(Collected data)
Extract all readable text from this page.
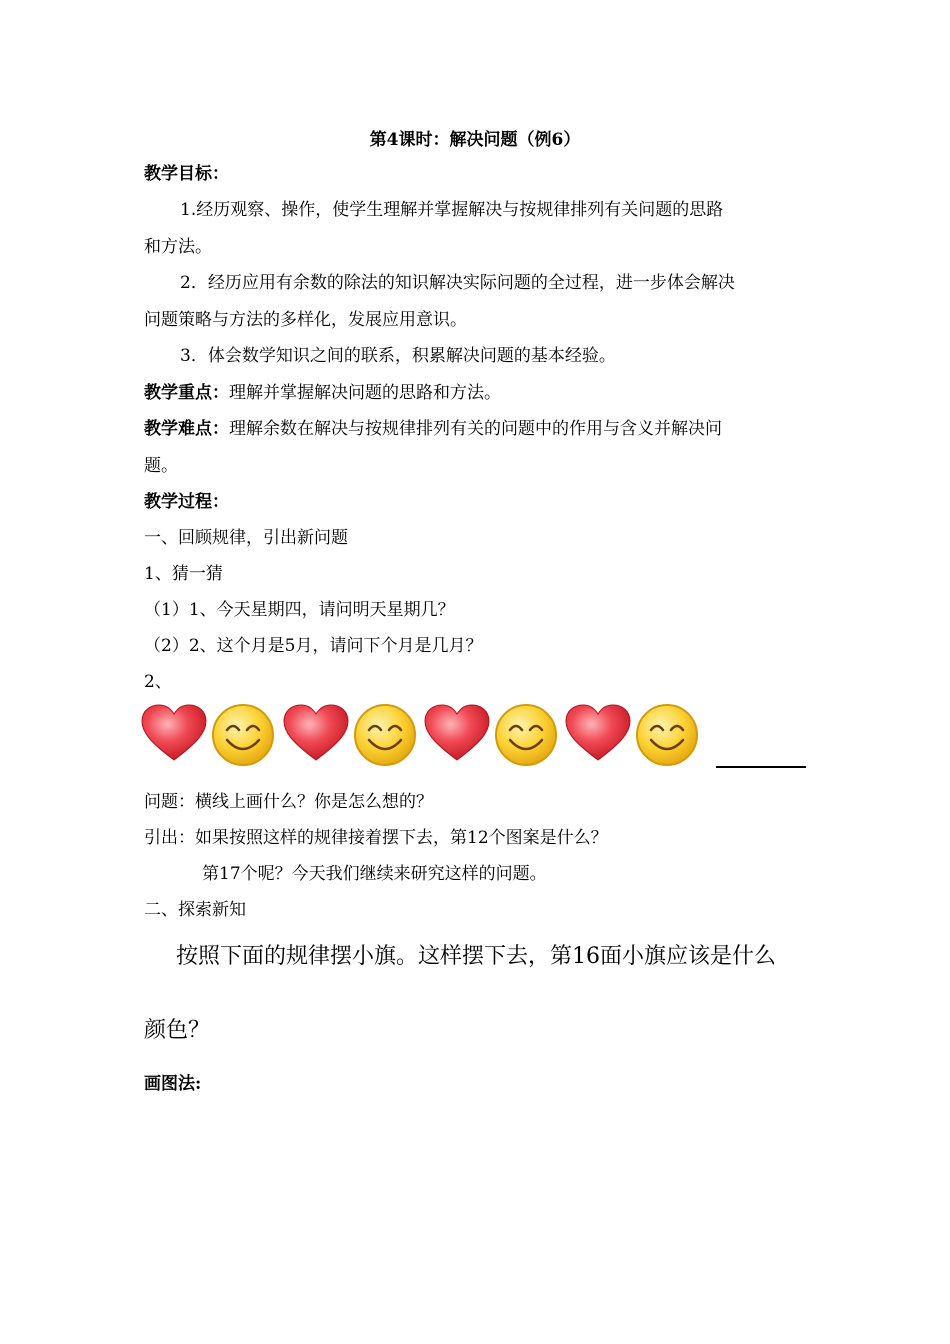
第4课时：解决问题（例6）
教学目标：
1.经历观察、操作，使学生理解并掌握解决与按规律排列有关问题的思路
和方法。
2．经历应用有余数的除法的知识解决实际问题的全过程，进一步体会解决
问题策略与方法的多样化，发展应用意识。
3．体会数学知识之间的联系，积累解决问题的基本经验。
教学重点：理解并掌握解决问题的思路和方法。
教学难点：理解余数在解决与按规律排列有关的问题中的作用与含义并解决问
题。
教学过程：
一、回顾规律，引出新问题
1、猜一猜
（1）1、今天星期四，请问明天星期几？
（2）2、这个月是5月，请问下个月是几月？
2、
问题：横线上画什么？你是怎么想的？
引出：如果按照这样的规律接着摆下去，第12个图案是什么？
第17个呢？今天我们继续来研究这样的问题。
二、探索新知
按照下面的规律摆小旗。这样摆下去，第16面小旗应该是什么
颜色？
画图法:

## Request
Print each of the records above exactly as written, leaving no picture in the copy.

## Result
Extract all readable text from this page.
第4课时：解决问题（例6）
教学目标：
1.经历观察、操作，使学生理解并掌握解决与按规律排列有关问题的思路
和方法。
2．经历应用有余数的除法的知识解决实际问题的全过程，进一步体会解决
问题策略与方法的多样化，发展应用意识。
3．体会数学知识之间的联系，积累解决问题的基本经验。
教学重点：理解并掌握解决问题的思路和方法。
教学难点：理解余数在解决与按规律排列有关的问题中的作用与含义并解决问
题。
教学过程：
一、回顾规律，引出新问题
1、猜一猜
（1）1、今天星期四，请问明天星期几？
（2）2、这个月是5月，请问下个月是几月？
2、
问题：横线上画什么？你是怎么想的？
引出：如果按照这样的规律接着摆下去，第12个图案是什么？
第17个呢？今天我们继续来研究这样的问题。
二、探索新知
按照下面的规律摆小旗。这样摆下去，第16面小旗应该是什么
颜色？
画图法:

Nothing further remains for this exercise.